Saved data entries:
....
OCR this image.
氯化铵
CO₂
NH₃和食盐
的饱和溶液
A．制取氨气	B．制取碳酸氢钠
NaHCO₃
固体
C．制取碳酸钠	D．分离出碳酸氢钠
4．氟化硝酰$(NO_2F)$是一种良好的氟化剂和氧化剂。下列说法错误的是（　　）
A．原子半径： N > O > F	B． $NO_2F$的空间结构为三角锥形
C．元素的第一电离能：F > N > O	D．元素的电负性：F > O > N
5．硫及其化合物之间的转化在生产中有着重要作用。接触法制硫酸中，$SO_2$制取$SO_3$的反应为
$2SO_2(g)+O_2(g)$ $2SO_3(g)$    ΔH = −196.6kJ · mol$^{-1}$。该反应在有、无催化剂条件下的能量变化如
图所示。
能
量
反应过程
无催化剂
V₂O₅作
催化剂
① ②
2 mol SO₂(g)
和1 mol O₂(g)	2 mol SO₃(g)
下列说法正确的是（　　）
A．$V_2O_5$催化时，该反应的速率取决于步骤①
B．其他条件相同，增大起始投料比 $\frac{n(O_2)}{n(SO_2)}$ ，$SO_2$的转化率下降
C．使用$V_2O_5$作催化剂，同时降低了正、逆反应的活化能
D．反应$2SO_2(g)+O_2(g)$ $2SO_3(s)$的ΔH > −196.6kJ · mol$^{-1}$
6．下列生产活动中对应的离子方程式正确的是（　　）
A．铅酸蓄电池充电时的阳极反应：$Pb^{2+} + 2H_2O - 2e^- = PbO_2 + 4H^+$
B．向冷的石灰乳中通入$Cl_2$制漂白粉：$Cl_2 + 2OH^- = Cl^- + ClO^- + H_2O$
....
*Written task:*
Please reproduce the entire listing, exactly as shown.

*Written answer:*
OCR this image.
氯化铵
CO₂
NH₃和食盐
的饱和溶液
A．制取氨气	B．制取碳酸氢钠
NaHCO₃
固体
C．制取碳酸钠	D．分离出碳酸氢钠
4．氟化硝酰$(NO_2F)$是一种良好的氟化剂和氧化剂。下列说法错误的是（　　）
A．原子半径： N > O > F	B． $NO_2F$的空间结构为三角锥形
C．元素的第一电离能：F > N > O	D．元素的电负性：F > O > N
5．硫及其化合物之间的转化在生产中有着重要作用。接触法制硫酸中，$SO_2$制取$SO_3$的反应为
$2SO_2(g)+O_2(g)$ $2SO_3(g)$    ΔH = −196.6kJ · mol$^{-1}$。该反应在有、无催化剂条件下的能量变化如
图所示。
能
量
反应过程
无催化剂
V₂O₅作
催化剂
① ②
2 mol SO₂(g)
和1 mol O₂(g)	2 mol SO₃(g)
下列说法正确的是（　　）
A．$V_2O_5$催化时，该反应的速率取决于步骤①
B．其他条件相同，增大起始投料比 $\frac{n(O_2)}{n(SO_2)}$ ，$SO_2$的转化率下降
C．使用$V_2O_5$作催化剂，同时降低了正、逆反应的活化能
D．反应$2SO_2(g)+O_2(g)$ $2SO_3(s)$的ΔH > −196.6kJ · mol$^{-1}$
6．下列生产活动中对应的离子方程式正确的是（　　）
A．铅酸蓄电池充电时的阳极反应：$Pb^{2+} + 2H_2O - 2e^- = PbO_2 + 4H^+$
B．向冷的石灰乳中通入$Cl_2$制漂白粉：$Cl_2 + 2OH^- = Cl^- + ClO^- + H_2O$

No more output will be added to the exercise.